● TO DO: Select every line containing the word "Trend" from the material, and copy those lines.

** begin **

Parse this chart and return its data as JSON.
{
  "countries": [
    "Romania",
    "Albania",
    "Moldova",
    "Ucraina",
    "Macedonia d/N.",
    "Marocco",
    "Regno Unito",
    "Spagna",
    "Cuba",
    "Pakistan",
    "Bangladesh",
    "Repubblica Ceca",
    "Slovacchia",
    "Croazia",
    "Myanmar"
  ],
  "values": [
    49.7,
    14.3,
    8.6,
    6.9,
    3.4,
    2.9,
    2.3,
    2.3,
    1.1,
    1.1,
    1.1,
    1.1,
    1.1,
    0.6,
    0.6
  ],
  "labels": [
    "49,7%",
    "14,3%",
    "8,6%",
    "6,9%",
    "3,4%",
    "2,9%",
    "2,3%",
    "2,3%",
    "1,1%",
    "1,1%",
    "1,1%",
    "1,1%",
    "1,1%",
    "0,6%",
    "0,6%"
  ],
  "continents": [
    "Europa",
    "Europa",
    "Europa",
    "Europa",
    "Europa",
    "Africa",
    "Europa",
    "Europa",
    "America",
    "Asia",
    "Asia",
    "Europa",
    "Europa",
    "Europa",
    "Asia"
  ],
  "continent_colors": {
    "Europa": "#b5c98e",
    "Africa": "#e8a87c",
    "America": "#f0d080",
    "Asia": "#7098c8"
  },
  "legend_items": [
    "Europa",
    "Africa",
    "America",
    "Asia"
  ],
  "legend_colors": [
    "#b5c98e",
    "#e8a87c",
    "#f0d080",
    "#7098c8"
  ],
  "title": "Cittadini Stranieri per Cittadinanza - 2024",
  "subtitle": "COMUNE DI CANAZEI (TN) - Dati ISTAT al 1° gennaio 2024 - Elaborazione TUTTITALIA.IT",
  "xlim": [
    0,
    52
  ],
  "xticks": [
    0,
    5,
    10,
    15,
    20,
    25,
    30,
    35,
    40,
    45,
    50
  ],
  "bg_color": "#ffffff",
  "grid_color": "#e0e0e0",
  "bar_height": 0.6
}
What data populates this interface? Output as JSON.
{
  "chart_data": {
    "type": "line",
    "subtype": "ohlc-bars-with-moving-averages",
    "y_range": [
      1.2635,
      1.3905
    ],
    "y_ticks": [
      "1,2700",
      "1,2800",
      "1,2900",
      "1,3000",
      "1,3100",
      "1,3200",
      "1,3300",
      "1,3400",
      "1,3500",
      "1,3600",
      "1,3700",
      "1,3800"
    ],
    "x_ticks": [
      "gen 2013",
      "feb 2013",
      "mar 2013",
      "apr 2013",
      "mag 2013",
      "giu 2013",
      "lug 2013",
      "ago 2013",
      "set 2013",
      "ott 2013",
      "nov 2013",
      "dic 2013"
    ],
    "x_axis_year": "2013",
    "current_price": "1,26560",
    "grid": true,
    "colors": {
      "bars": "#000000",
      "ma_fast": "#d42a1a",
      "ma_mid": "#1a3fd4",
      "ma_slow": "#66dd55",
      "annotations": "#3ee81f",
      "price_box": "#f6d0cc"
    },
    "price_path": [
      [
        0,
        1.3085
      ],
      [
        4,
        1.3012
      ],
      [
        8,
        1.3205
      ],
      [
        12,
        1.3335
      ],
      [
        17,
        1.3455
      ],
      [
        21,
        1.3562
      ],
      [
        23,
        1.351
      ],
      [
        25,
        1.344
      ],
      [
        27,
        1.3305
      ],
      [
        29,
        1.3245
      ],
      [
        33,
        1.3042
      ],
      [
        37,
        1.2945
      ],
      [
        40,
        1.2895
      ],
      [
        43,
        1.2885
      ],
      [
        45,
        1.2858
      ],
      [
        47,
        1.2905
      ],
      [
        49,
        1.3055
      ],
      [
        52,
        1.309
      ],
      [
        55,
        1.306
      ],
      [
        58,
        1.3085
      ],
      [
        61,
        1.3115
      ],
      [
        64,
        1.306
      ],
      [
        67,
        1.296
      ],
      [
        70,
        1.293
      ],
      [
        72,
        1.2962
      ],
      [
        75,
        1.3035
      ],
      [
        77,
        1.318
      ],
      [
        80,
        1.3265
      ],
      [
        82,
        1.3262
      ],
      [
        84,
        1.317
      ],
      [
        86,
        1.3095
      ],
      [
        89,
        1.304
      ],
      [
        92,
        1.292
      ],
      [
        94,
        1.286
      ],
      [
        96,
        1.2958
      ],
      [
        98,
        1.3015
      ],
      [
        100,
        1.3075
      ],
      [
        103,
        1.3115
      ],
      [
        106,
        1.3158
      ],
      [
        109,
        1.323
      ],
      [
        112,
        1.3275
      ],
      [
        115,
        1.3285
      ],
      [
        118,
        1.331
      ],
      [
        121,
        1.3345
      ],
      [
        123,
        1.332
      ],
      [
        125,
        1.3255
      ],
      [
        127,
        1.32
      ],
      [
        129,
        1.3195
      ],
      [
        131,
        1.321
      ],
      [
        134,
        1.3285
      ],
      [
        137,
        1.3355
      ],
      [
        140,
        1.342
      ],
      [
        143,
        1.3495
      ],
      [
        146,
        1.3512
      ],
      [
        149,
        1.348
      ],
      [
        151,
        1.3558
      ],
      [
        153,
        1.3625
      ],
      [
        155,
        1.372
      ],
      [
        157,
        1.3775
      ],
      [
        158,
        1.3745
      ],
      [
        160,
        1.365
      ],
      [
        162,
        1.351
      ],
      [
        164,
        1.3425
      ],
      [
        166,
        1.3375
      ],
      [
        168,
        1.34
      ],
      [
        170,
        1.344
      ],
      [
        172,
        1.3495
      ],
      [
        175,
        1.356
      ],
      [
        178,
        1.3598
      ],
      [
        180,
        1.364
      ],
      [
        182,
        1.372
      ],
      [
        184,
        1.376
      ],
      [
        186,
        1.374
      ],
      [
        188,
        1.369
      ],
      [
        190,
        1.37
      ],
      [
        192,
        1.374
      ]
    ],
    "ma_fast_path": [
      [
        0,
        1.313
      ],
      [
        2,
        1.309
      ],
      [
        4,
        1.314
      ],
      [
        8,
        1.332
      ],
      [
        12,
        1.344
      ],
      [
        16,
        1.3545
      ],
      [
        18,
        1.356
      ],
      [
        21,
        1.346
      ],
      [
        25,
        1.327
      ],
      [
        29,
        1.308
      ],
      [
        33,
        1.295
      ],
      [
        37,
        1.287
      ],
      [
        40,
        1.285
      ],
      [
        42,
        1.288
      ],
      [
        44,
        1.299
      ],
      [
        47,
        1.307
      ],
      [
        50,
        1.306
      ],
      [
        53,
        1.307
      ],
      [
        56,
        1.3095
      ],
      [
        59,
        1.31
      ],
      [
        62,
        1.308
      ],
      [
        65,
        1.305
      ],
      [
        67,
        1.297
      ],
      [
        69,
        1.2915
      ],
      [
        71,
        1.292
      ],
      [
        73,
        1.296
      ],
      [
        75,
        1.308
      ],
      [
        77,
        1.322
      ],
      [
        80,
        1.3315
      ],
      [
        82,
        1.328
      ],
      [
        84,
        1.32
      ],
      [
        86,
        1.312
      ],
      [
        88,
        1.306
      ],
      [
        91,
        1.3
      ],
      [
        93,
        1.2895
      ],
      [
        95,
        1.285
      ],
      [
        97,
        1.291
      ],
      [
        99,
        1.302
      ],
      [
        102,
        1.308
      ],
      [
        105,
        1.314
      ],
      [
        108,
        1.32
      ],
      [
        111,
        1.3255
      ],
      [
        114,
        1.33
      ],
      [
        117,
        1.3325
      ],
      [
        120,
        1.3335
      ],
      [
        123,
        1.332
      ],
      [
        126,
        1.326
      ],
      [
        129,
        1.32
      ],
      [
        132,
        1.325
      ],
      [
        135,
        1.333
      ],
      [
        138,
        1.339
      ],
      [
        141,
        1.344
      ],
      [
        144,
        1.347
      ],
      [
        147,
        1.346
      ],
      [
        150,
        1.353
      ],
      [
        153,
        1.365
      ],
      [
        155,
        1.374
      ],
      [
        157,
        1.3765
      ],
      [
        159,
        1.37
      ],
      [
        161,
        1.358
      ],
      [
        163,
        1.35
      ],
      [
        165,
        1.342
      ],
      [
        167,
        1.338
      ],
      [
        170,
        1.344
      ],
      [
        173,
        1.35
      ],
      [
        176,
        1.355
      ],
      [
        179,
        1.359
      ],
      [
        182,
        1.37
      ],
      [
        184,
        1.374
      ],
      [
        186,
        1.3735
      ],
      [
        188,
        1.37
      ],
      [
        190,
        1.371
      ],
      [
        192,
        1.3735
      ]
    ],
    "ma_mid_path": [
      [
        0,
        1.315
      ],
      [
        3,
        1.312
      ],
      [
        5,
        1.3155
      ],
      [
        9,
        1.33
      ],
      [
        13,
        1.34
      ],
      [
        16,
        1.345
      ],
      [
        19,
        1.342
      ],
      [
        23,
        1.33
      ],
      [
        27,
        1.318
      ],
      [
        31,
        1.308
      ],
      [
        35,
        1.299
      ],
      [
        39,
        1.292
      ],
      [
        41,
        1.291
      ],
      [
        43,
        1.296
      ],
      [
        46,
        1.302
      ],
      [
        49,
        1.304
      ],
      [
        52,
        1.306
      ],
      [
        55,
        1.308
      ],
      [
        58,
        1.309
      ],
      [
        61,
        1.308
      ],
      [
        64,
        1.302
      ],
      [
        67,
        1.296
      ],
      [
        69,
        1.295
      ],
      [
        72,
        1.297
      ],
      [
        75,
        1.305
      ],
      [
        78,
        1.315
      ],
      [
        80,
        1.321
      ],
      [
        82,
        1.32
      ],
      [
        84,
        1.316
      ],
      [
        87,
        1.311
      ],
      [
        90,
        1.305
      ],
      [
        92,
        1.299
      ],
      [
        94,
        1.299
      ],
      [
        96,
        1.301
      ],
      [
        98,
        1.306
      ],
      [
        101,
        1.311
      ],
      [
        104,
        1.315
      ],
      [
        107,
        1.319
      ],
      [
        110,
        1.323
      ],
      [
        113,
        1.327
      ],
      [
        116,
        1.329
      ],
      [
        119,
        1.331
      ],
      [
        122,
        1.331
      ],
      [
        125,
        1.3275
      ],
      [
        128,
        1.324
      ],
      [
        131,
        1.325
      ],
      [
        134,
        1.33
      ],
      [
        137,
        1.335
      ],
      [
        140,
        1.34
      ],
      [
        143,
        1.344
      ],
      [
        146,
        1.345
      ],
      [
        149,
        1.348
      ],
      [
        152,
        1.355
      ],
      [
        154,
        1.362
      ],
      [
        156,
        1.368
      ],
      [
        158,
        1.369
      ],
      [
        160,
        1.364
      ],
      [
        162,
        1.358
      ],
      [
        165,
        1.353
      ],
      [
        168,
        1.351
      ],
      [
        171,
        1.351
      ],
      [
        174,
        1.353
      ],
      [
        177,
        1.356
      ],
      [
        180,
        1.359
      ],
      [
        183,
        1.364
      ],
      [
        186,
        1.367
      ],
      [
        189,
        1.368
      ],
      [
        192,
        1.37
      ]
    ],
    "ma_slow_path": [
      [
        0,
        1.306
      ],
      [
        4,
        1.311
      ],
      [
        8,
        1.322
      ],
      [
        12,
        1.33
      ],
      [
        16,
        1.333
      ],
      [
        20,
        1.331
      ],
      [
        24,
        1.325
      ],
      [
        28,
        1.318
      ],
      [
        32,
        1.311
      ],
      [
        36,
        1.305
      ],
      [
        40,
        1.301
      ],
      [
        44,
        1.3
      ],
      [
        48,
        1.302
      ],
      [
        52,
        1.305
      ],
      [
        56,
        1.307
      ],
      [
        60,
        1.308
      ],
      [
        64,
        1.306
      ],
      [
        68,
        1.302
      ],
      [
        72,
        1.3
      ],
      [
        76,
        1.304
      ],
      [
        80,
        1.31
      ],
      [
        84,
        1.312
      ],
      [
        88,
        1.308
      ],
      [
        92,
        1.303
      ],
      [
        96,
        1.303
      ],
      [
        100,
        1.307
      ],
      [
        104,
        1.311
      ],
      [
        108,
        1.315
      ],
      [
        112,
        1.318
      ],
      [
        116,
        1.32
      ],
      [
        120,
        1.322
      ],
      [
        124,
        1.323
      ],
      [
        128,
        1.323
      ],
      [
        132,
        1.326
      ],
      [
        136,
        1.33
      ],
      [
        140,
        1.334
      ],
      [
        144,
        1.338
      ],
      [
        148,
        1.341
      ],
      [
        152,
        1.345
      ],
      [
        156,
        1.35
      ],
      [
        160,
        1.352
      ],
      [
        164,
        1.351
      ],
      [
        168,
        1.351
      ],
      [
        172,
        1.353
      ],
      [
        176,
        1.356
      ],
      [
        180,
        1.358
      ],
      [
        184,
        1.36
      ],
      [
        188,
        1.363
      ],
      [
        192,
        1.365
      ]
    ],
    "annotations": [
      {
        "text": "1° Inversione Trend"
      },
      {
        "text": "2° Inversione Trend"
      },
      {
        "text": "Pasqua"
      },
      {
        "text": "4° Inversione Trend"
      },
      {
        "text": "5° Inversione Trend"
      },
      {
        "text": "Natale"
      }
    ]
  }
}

** end **

● OUTPUT OF THE TASK:
        "text": "1° Inversione Trend"
        "text": "2° Inversione Trend"
        "text": "4° Inversione Trend"
        "text": "5° Inversione Trend"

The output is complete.